Reproduce each line exactly, including spacing and punctuation.
• • • •
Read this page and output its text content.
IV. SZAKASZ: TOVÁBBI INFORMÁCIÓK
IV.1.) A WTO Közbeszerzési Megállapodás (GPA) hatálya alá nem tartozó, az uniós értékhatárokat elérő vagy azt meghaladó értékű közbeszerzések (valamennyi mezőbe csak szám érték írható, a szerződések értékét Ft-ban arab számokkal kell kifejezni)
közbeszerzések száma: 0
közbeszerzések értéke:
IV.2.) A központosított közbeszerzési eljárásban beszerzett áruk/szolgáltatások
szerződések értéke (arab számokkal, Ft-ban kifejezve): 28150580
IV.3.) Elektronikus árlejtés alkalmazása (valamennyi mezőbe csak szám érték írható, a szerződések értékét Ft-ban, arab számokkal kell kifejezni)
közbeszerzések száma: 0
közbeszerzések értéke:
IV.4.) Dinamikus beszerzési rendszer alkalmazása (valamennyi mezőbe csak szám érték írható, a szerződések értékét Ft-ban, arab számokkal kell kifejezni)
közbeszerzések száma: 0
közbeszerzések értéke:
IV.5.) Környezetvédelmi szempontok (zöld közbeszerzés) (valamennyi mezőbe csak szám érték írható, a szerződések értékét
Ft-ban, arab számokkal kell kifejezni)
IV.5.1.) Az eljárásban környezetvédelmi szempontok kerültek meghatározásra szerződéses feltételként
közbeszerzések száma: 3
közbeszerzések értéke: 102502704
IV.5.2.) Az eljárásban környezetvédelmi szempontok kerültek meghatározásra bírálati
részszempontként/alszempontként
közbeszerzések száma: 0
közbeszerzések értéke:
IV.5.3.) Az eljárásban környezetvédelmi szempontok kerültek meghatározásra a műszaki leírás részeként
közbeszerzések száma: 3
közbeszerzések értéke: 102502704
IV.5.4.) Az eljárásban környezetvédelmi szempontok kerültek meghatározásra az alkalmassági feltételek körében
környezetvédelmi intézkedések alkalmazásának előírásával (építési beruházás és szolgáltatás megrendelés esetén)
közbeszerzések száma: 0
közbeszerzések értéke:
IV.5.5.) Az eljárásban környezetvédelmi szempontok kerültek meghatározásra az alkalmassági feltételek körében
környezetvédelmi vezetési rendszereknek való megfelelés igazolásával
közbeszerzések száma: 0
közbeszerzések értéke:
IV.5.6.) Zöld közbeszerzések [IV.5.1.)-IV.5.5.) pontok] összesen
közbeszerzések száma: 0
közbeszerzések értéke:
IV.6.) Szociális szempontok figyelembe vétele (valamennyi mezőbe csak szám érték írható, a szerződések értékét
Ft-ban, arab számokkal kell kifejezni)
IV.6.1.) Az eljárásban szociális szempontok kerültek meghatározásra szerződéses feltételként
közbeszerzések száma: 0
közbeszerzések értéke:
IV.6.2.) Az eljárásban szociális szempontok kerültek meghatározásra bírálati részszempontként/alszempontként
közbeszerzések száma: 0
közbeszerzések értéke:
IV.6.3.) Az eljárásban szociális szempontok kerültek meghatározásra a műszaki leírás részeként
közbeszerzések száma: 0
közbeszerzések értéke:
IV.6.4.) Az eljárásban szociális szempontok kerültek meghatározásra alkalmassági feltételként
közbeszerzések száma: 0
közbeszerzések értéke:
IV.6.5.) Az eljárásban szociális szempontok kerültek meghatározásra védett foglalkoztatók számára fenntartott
• • • •
• TASK OUTPUT
Read this page and output its text content.
IV. SZAKASZ: TOVÁBBI INFORMÁCIÓK
IV.1.) A WTO Közbeszerzési Megállapodás (GPA) hatálya alá nem tartozó, az uniós értékhatárokat elérő vagy azt meghaladó értékű közbeszerzések (valamennyi mezőbe csak szám érték írható, a szerződések értékét Ft-ban arab számokkal kell kifejezni)
közbeszerzések száma: 0
közbeszerzések értéke:
IV.2.) A központosított közbeszerzési eljárásban beszerzett áruk/szolgáltatások
szerződések értéke (arab számokkal, Ft-ban kifejezve): 28150580
IV.3.) Elektronikus árlejtés alkalmazása (valamennyi mezőbe csak szám érték írható, a szerződések értékét Ft-ban, arab számokkal kell kifejezni)
közbeszerzések száma: 0
közbeszerzések értéke:
IV.4.) Dinamikus beszerzési rendszer alkalmazása (valamennyi mezőbe csak szám érték írható, a szerződések értékét Ft-ban, arab számokkal kell kifejezni)
közbeszerzések száma: 0
közbeszerzések értéke:
IV.5.) Környezetvédelmi szempontok (zöld közbeszerzés) (valamennyi mezőbe csak szám érték írható, a szerződések értékét
Ft-ban, arab számokkal kell kifejezni)
IV.5.1.) Az eljárásban környezetvédelmi szempontok kerültek meghatározásra szerződéses feltételként
közbeszerzések száma: 3
közbeszerzések értéke: 102502704
IV.5.2.) Az eljárásban környezetvédelmi szempontok kerültek meghatározásra bírálati
részszempontként/alszempontként
közbeszerzések száma: 0
közbeszerzések értéke:
IV.5.3.) Az eljárásban környezetvédelmi szempontok kerültek meghatározásra a műszaki leírás részeként
közbeszerzések száma: 3
közbeszerzések értéke: 102502704
IV.5.4.) Az eljárásban környezetvédelmi szempontok kerültek meghatározásra az alkalmassági feltételek körében
környezetvédelmi intézkedések alkalmazásának előírásával (építési beruházás és szolgáltatás megrendelés esetén)
közbeszerzések száma: 0
közbeszerzések értéke:
IV.5.5.) Az eljárásban környezetvédelmi szempontok kerültek meghatározásra az alkalmassági feltételek körében
környezetvédelmi vezetési rendszereknek való megfelelés igazolásával
közbeszerzések száma: 0
közbeszerzések értéke:
IV.5.6.) Zöld közbeszerzések [IV.5.1.)-IV.5.5.) pontok] összesen
közbeszerzések száma: 0
közbeszerzések értéke:
IV.6.) Szociális szempontok figyelembe vétele (valamennyi mezőbe csak szám érték írható, a szerződések értékét
Ft-ban, arab számokkal kell kifejezni)
IV.6.1.) Az eljárásban szociális szempontok kerültek meghatározásra szerződéses feltételként
közbeszerzések száma: 0
közbeszerzések értéke:
IV.6.2.) Az eljárásban szociális szempontok kerültek meghatározásra bírálati részszempontként/alszempontként
közbeszerzések száma: 0
közbeszerzések értéke:
IV.6.3.) Az eljárásban szociális szempontok kerültek meghatározásra a műszaki leírás részeként
közbeszerzések száma: 0
közbeszerzések értéke:
IV.6.4.) Az eljárásban szociális szempontok kerültek meghatározásra alkalmassági feltételként
közbeszerzések száma: 0
közbeszerzések értéke:
IV.6.5.) Az eljárásban szociális szempontok kerültek meghatározásra védett foglalkoztatók számára fenntartott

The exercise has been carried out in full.